| EXERCISE |
Pull every line that holds the word "center" from the entries.

## begin SUPPLIED ENTRIES

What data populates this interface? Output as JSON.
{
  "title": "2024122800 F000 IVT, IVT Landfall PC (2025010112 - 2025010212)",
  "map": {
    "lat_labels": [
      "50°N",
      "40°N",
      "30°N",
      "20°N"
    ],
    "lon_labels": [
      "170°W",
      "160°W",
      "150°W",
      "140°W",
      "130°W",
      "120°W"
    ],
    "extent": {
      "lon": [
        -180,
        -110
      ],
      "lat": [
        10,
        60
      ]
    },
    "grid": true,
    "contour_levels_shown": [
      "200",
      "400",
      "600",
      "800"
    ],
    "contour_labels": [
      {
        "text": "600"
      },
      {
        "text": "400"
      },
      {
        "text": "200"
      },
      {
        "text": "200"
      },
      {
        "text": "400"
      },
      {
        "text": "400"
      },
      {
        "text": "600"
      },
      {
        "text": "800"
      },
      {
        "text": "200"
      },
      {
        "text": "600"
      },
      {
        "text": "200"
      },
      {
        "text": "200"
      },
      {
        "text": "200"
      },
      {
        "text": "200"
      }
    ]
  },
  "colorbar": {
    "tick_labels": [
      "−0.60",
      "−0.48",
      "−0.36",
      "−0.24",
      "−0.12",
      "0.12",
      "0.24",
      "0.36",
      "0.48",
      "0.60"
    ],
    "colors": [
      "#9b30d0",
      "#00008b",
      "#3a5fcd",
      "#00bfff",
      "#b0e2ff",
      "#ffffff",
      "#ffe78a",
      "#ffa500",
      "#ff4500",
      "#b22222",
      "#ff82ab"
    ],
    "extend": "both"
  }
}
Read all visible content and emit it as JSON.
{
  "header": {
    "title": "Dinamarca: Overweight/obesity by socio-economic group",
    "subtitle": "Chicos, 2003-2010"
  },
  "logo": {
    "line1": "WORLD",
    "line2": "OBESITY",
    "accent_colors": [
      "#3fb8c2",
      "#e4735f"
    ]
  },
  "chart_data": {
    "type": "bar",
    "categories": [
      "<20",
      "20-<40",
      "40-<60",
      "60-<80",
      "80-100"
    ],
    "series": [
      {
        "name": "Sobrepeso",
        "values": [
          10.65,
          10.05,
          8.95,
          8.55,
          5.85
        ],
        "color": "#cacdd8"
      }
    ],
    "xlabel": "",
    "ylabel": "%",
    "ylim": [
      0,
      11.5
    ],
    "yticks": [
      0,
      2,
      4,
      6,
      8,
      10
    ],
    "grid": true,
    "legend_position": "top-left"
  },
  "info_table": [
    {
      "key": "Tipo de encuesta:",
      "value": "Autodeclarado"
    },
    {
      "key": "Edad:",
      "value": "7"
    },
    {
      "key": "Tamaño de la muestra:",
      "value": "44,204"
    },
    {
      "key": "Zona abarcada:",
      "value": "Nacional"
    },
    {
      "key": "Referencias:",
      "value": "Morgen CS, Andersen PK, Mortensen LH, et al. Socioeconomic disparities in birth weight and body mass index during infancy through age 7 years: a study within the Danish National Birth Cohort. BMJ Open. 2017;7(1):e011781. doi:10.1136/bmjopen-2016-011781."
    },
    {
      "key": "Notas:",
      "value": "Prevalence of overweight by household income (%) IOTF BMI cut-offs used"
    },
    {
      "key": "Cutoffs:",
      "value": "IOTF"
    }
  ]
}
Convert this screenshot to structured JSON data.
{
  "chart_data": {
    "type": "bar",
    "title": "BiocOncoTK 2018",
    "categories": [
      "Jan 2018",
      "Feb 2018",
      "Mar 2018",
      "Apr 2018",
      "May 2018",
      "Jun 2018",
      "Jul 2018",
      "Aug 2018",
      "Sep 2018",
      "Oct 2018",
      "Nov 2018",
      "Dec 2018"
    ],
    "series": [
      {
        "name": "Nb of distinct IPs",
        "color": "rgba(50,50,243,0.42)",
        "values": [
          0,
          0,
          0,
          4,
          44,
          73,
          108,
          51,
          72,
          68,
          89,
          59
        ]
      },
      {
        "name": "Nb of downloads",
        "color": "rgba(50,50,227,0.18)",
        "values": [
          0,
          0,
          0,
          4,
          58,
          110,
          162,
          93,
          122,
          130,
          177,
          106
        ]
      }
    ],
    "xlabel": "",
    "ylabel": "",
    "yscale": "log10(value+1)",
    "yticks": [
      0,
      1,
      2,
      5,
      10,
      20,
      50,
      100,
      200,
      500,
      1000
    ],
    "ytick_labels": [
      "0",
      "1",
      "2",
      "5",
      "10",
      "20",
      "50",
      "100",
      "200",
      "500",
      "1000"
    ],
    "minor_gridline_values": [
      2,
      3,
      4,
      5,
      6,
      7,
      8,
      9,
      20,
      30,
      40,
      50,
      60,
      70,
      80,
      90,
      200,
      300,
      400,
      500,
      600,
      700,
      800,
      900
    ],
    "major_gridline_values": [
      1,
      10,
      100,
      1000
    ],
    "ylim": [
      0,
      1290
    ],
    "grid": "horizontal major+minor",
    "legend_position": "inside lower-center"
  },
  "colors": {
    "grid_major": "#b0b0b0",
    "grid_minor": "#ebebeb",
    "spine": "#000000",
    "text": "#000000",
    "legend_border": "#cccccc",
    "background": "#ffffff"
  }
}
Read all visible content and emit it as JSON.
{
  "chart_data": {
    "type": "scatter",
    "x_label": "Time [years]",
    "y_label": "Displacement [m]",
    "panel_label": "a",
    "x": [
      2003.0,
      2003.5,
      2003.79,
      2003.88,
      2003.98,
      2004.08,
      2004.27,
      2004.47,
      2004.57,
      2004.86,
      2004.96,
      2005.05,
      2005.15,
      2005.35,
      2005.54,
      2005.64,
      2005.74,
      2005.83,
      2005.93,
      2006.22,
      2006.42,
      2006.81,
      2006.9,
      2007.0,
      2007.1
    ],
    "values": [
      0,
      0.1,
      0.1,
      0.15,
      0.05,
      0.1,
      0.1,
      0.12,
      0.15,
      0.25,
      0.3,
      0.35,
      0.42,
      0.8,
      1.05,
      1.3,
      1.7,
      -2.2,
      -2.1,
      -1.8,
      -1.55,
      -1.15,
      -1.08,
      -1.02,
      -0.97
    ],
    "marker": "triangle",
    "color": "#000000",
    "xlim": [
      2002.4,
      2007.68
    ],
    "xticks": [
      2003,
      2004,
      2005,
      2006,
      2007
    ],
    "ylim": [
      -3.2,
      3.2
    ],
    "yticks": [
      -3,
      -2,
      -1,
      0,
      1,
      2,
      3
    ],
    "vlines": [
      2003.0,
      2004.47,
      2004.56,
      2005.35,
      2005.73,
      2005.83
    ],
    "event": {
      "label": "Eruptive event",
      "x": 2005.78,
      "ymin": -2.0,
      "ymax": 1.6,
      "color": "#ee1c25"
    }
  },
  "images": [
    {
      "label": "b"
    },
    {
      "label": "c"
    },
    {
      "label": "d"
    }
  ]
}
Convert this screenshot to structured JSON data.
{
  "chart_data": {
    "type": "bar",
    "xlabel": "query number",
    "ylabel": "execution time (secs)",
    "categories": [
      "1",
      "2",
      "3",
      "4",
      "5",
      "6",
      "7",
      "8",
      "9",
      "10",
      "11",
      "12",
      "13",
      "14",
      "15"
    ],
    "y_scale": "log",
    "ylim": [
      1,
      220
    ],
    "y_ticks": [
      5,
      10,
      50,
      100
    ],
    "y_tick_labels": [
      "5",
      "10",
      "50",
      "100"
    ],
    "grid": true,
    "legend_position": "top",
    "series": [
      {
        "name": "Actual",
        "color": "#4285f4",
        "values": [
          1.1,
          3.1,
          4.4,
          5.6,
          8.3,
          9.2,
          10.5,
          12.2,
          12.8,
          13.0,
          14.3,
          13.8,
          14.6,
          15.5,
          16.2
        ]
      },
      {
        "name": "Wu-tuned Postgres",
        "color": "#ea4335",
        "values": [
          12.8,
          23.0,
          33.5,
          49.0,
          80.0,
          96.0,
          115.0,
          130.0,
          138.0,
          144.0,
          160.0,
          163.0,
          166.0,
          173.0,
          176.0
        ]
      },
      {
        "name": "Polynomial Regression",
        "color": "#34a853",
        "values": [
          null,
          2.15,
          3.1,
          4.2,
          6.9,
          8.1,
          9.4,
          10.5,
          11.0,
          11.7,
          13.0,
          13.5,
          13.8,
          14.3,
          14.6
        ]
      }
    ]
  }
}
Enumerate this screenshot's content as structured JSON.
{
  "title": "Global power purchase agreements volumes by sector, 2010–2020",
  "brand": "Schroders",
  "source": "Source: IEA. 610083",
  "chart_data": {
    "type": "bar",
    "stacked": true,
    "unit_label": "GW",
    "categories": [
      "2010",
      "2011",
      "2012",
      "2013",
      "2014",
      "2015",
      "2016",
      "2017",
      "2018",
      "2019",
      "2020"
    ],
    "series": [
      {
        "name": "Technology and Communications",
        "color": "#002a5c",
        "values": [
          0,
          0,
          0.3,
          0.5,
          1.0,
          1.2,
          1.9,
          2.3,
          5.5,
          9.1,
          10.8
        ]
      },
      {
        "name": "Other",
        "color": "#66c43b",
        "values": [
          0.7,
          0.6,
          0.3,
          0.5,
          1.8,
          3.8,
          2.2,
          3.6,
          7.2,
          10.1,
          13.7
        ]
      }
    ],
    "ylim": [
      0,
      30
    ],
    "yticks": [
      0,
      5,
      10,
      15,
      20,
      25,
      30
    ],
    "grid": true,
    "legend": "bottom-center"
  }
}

## end SUPPLIED ENTRIES

| WRITTEN RESPONSE |
    "legend_position": "inside lower-center"
    "legend": "bottom-center"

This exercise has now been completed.